• _Set task_:
Below is a set of records. Repeat all of them exactly.

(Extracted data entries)
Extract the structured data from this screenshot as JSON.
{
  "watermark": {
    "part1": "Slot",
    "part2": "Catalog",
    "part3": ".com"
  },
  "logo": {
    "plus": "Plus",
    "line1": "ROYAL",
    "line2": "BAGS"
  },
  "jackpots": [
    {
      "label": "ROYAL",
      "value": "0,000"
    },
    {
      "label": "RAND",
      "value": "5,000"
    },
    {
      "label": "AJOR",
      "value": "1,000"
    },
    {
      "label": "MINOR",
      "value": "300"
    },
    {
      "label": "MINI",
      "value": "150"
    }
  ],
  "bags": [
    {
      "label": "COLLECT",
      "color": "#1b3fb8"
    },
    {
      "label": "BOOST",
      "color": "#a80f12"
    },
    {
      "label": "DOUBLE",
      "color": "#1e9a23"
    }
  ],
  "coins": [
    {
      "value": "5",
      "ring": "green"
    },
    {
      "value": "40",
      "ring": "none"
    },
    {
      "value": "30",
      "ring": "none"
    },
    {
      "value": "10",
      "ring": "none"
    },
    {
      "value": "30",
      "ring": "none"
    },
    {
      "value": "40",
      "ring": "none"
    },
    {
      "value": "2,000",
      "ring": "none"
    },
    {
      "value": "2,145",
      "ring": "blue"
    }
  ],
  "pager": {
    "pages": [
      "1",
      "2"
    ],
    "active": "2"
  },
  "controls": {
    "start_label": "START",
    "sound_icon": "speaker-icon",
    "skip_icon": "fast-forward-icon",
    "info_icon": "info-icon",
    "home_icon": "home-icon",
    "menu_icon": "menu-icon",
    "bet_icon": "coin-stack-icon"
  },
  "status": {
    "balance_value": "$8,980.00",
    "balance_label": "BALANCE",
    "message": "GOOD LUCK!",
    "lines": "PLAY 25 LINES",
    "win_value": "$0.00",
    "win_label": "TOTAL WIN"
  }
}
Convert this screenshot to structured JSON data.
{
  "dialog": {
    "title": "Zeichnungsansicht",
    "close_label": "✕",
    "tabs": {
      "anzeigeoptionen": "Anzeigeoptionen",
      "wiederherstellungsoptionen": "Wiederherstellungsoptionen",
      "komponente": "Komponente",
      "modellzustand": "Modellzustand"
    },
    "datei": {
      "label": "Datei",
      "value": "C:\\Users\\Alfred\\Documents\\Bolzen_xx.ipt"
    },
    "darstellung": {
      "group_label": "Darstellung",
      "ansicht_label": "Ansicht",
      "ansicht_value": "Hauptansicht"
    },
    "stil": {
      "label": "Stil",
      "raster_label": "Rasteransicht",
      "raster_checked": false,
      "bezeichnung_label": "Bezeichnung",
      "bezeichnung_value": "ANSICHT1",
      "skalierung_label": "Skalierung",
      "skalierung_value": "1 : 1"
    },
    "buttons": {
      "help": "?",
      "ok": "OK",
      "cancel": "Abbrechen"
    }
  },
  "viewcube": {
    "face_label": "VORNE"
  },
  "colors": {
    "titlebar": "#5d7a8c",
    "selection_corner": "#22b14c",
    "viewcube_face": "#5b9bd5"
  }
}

• _Finished task_:
Extract the structured data from this screenshot as JSON.
{
  "watermark": {
    "part1": "Slot",
    "part2": "Catalog",
    "part3": ".com"
  },
  "logo": {
    "plus": "Plus",
    "line1": "ROYAL",
    "line2": "BAGS"
  },
  "jackpots": [
    {
      "label": "ROYAL",
      "value": "0,000"
    },
    {
      "label": "RAND",
      "value": "5,000"
    },
    {
      "label": "AJOR",
      "value": "1,000"
    },
    {
      "label": "MINOR",
      "value": "300"
    },
    {
      "label": "MINI",
      "value": "150"
    }
  ],
  "bags": [
    {
      "label": "COLLECT",
      "color": "#1b3fb8"
    },
    {
      "label": "BOOST",
      "color": "#a80f12"
    },
    {
      "label": "DOUBLE",
      "color": "#1e9a23"
    }
  ],
  "coins": [
    {
      "value": "5",
      "ring": "green"
    },
    {
      "value": "40",
      "ring": "none"
    },
    {
      "value": "30",
      "ring": "none"
    },
    {
      "value": "10",
      "ring": "none"
    },
    {
      "value": "30",
      "ring": "none"
    },
    {
      "value": "40",
      "ring": "none"
    },
    {
      "value": "2,000",
      "ring": "none"
    },
    {
      "value": "2,145",
      "ring": "blue"
    }
  ],
  "pager": {
    "pages": [
      "1",
      "2"
    ],
    "active": "2"
  },
  "controls": {
    "start_label": "START",
    "sound_icon": "speaker-icon",
    "skip_icon": "fast-forward-icon",
    "info_icon": "info-icon",
    "home_icon": "home-icon",
    "menu_icon": "menu-icon",
    "bet_icon": "coin-stack-icon"
  },
  "status": {
    "balance_value": "$8,980.00",
    "balance_label": "BALANCE",
    "message": "GOOD LUCK!",
    "lines": "PLAY 25 LINES",
    "win_value": "$0.00",
    "win_label": "TOTAL WIN"
  }
}
Convert this screenshot to structured JSON data.
{
  "dialog": {
    "title": "Zeichnungsansicht",
    "close_label": "✕",
    "tabs": {
      "anzeigeoptionen": "Anzeigeoptionen",
      "wiederherstellungsoptionen": "Wiederherstellungsoptionen",
      "komponente": "Komponente",
      "modellzustand": "Modellzustand"
    },
    "datei": {
      "label": "Datei",
      "value": "C:\\Users\\Alfred\\Documents\\Bolzen_xx.ipt"
    },
    "darstellung": {
      "group_label": "Darstellung",
      "ansicht_label": "Ansicht",
      "ansicht_value": "Hauptansicht"
    },
    "stil": {
      "label": "Stil",
      "raster_label": "Rasteransicht",
      "raster_checked": false,
      "bezeichnung_label": "Bezeichnung",
      "bezeichnung_value": "ANSICHT1",
      "skalierung_label": "Skalierung",
      "skalierung_value": "1 : 1"
    },
    "buttons": {
      "help": "?",
      "ok": "OK",
      "cancel": "Abbrechen"
    }
  },
  "viewcube": {
    "face_label": "VORNE"
  },
  "colors": {
    "titlebar": "#5d7a8c",
    "selection_corner": "#22b14c",
    "viewcube_face": "#5b9bd5"
  }
}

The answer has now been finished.